In the listing below, locate the lines that hold "zaksięgowane" and copy them.

----------

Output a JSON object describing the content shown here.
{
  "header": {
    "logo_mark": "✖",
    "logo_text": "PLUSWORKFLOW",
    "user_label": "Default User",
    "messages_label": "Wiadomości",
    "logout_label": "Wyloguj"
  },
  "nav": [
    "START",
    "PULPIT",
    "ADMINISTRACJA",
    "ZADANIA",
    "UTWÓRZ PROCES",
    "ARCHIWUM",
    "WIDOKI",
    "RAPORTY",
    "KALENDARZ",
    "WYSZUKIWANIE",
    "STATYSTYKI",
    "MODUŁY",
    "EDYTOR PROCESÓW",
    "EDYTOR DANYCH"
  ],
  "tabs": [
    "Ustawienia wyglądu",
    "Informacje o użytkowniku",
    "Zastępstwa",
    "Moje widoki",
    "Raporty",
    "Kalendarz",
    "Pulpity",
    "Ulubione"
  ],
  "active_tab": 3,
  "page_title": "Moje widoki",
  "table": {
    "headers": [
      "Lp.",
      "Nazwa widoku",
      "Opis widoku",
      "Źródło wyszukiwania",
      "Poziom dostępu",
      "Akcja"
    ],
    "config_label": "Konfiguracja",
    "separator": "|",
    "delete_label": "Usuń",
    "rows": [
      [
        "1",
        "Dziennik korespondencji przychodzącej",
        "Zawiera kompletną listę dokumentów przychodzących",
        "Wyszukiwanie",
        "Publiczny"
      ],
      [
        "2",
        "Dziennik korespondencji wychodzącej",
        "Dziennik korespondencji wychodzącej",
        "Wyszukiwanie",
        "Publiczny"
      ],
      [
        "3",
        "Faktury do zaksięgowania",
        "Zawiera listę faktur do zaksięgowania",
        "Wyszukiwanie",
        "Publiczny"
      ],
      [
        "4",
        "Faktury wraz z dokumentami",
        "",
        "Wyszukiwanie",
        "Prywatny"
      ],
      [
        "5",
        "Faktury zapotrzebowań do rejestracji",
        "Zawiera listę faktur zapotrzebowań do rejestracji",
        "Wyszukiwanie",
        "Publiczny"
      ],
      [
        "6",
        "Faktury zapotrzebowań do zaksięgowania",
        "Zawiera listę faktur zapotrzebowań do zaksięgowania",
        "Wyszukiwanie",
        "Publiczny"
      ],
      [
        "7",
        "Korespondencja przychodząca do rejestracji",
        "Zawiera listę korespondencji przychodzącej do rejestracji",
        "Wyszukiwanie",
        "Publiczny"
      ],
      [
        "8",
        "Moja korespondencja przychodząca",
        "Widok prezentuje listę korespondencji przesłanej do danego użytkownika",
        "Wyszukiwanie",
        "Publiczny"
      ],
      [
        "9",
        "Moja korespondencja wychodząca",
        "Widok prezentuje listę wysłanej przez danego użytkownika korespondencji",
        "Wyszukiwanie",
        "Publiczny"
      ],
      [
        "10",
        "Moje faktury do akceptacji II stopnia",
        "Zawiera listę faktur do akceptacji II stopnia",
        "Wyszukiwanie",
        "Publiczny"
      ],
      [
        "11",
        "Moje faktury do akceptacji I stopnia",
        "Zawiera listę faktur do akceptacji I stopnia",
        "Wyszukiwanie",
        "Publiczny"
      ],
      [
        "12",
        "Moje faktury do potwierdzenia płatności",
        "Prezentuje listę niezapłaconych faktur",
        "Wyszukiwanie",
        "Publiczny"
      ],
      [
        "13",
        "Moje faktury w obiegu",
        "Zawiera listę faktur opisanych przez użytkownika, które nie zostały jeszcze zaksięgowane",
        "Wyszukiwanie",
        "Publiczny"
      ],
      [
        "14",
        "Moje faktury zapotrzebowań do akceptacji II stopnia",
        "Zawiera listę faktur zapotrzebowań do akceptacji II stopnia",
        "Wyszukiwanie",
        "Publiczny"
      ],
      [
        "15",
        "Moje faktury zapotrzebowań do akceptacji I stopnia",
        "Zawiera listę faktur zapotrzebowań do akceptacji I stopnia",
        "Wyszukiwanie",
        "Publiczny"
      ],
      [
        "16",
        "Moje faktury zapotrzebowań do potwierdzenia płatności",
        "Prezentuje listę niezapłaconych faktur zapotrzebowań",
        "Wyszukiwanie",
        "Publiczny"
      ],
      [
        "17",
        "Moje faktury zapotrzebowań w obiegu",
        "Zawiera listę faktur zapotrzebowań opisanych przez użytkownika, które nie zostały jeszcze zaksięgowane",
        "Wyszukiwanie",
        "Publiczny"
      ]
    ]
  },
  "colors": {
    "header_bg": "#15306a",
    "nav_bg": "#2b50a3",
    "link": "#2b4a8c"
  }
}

----------

SOLUTION FOR THIS PROBLEM:
        "Zawiera listę faktur opisanych przez użytkownika, które nie zostały jeszcze zaksięgowane",
        "Zawiera listę faktur zapotrzebowań opisanych przez użytkownika, które nie zostały jeszcze zaksięgowane",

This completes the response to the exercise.